═══ Excerpted records

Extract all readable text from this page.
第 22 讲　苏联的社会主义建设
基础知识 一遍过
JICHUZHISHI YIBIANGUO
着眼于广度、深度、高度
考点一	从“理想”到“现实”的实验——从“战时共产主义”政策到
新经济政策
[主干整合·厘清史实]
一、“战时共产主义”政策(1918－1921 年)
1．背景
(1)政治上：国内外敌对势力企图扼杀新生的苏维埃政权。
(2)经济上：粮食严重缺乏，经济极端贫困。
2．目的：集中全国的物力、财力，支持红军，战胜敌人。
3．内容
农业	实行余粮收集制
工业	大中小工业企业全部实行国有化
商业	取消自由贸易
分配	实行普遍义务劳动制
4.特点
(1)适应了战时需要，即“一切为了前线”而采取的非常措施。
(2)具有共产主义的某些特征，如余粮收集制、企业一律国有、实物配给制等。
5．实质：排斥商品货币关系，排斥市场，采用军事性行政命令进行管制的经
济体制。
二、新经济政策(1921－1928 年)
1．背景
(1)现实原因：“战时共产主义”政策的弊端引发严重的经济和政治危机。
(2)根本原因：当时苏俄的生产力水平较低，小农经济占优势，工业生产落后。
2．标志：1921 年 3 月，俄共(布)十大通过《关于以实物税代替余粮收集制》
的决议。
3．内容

══════
═══ Excerpted records

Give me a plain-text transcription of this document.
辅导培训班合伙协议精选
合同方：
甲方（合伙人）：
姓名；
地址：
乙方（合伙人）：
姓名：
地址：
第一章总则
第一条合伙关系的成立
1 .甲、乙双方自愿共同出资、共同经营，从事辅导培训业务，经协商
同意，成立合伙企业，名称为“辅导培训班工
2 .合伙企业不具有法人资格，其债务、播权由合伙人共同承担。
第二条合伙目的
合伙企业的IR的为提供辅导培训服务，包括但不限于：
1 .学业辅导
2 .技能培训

══════

Exercise requirements: Copy every line of the records above that holds the word "text".

Task output:
Extract all readable text from this page.
Give me a plain-text transcription of this document.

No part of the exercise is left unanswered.